## EXERCISE PROMPT
Copy out each line that mentions the word "Blvd".
Begin MATERIAL TO PROCESS
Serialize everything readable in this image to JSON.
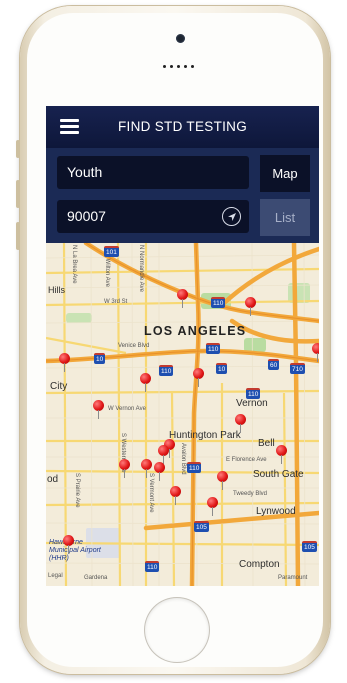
{
  "app": {
    "title": "FIND STD TESTING",
    "menu_icon": "hamburger-menu-icon"
  },
  "search": {
    "keyword_value": "Youth",
    "zip_value": "90007",
    "locate_icon": "location-arrow-icon"
  },
  "view_tabs": {
    "map_label": "Map",
    "list_label": "List",
    "selected": "Map"
  },
  "map": {
    "labels": {
      "city": "LOS ANGELES",
      "hills": "Hills",
      "city_left": "City",
      "huntington_park": "Huntington Park",
      "bell": "Bell",
      "vernon": "Vernon",
      "south_gate": "South Gate",
      "lynwood": "Lynwood",
      "compton": "Compton",
      "wood": "od",
      "airport": "Hawthorne Municipal Airport (HHR)",
      "w3rd": "W 3rd St",
      "venice": "Venice Blvd",
      "wvernon": "W Vernon Ave",
      "florence": "E Florence Ave",
      "tweedy": "Tweedy Blvd",
      "western": "S Western Ave",
      "vermont": "S Vermont Ave",
      "avalon": "Avalon Blvd",
      "prairie": "S Prairie Ave",
      "laurel": "N La Brea Ave",
      "normandie": "N Normandie Ave",
      "bristol": "S Wilton Ave",
      "gardena": "Gardena",
      "paramount": "Paramount",
      "legal": "Legal"
    },
    "highways": [
      "101",
      "110",
      "10",
      "10",
      "110",
      "110",
      "60",
      "710",
      "110",
      "105",
      "110",
      "105",
      "110"
    ]
  },
  "colors": {
    "header_bg": "#0e173a",
    "panel_bg": "#1b2a55",
    "field_bg": "#0b1128",
    "pin_red": "#e11818",
    "freeway_orange": "#f2a83b",
    "street_yellow": "#f7d873",
    "park_green": "#b9dca1"
  }
}
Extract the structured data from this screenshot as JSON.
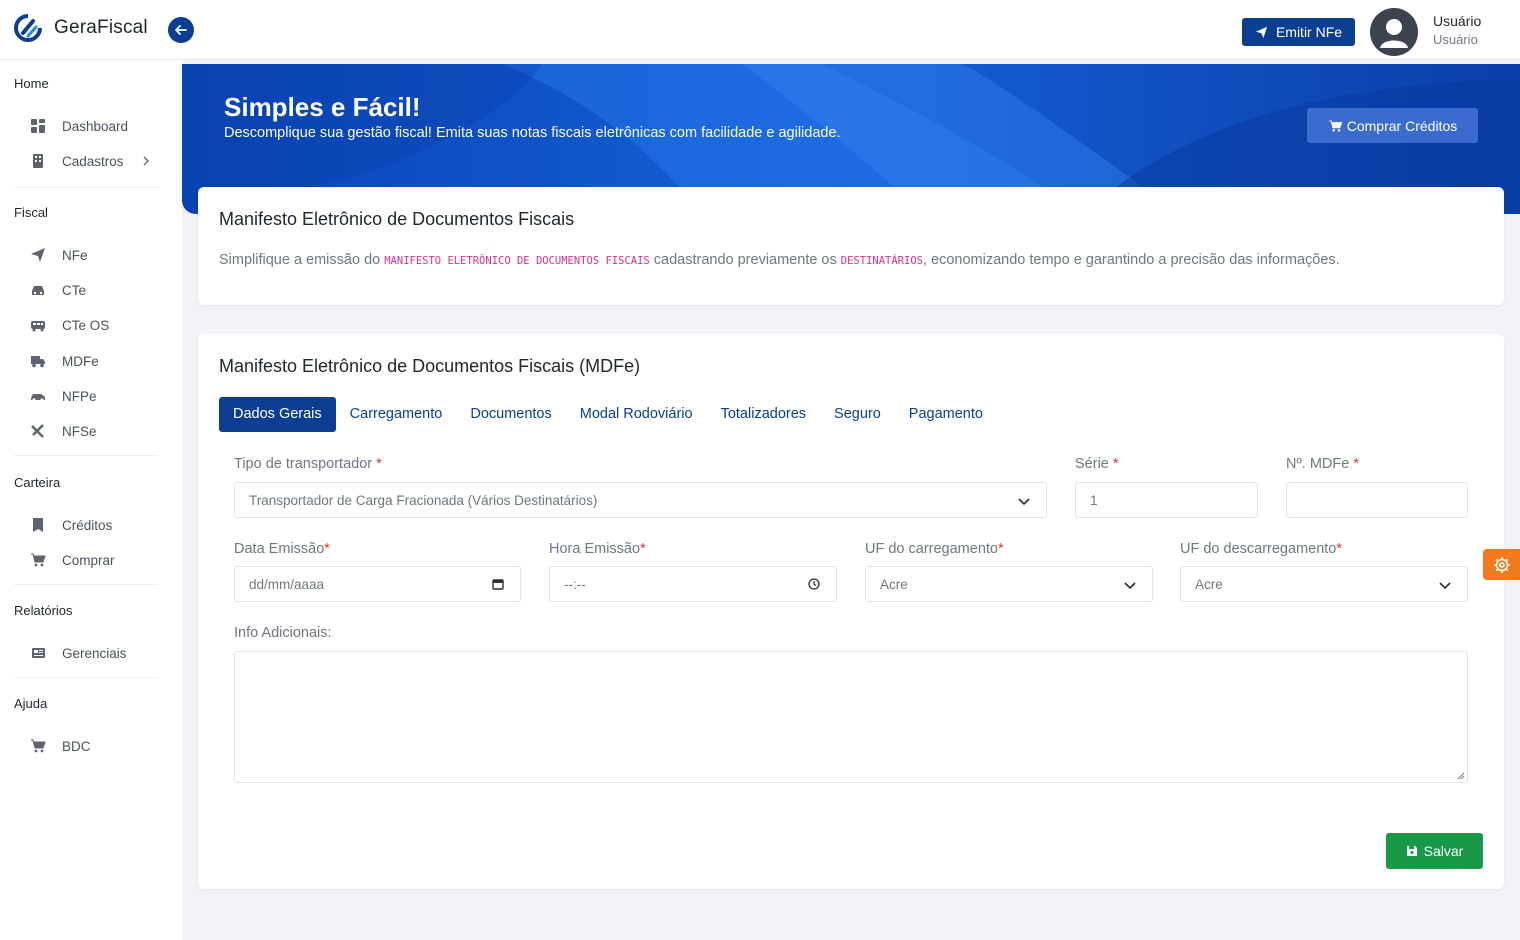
{
  "brand": {
    "name": "GeraFiscal"
  },
  "header": {
    "emit_button": "Emitir NFe",
    "user_name": "Usuário",
    "user_role": "Usuário"
  },
  "sidebar": {
    "sections": [
      {
        "title": "Home",
        "items": [
          "Dashboard",
          "Cadastros"
        ]
      },
      {
        "title": "Fiscal",
        "items": [
          "NFe",
          "CTe",
          "CTe OS",
          "MDFe",
          "NFPe",
          "NFSe"
        ]
      },
      {
        "title": "Carteira",
        "items": [
          "Créditos",
          "Comprar"
        ]
      },
      {
        "title": "Relatórios",
        "items": [
          "Gerenciais"
        ]
      },
      {
        "title": "Ajuda",
        "items": [
          "BDC"
        ]
      }
    ]
  },
  "hero": {
    "title": "Simples e Fácil!",
    "subtitle": "Descomplique sua gestão fiscal! Emita suas notas fiscais eletrônicas com facilidade e agilidade.",
    "buy_button": "Comprar Créditos"
  },
  "info_card": {
    "title": "Manifesto Eletrônico de Documentos Fiscais",
    "text_1": "Simplifique a emissão do ",
    "code_1": "MANIFESTO ELETRÔNICO DE DOCUMENTOS FISCAIS",
    "text_2": " cadastrando previamente os ",
    "code_2": "DESTINATÁRIOS",
    "text_3": ", economizando tempo e garantindo a precisão das informações."
  },
  "form_card": {
    "title": "Manifesto Eletrônico de Documentos Fiscais (MDFe)",
    "tabs": [
      "Dados Gerais",
      "Carregamento",
      "Documentos",
      "Modal Rodoviário",
      "Totalizadores",
      "Seguro",
      "Pagamento"
    ],
    "active_tab": "Dados Gerais",
    "fields": {
      "tipo_label": "Tipo de transportador",
      "tipo_value": "Transportador de Carga Fracionada (Vários Destinatários)",
      "serie_label": "Série",
      "serie_value": "1",
      "numero_label": "Nº. MDFe",
      "numero_value": "",
      "data_label": "Data Emissão",
      "data_placeholder": "dd/mm/aaaa",
      "hora_label": "Hora Emissão",
      "hora_placeholder": "--:--",
      "uf_carregamento_label": "UF do carregamento",
      "uf_carregamento_value": "Acre",
      "uf_descarregamento_label": "UF do descarregamento",
      "uf_descarregamento_value": "Acre",
      "info_label": "Info Adicionais:",
      "required_mark": "*"
    },
    "save_button": "Salvar"
  },
  "colors": {
    "primary": "#0b3e91",
    "hero": "#0b4bc4",
    "success": "#189947",
    "accent": "#f47a20",
    "code": "#d6338a"
  }
}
End MATERIAL TO PROCESS
## COMPLETE RESPONSE
      "venice": "Venice Blvd",
      "tweedy": "Tweedy Blvd",
      "avalon": "Avalon Blvd",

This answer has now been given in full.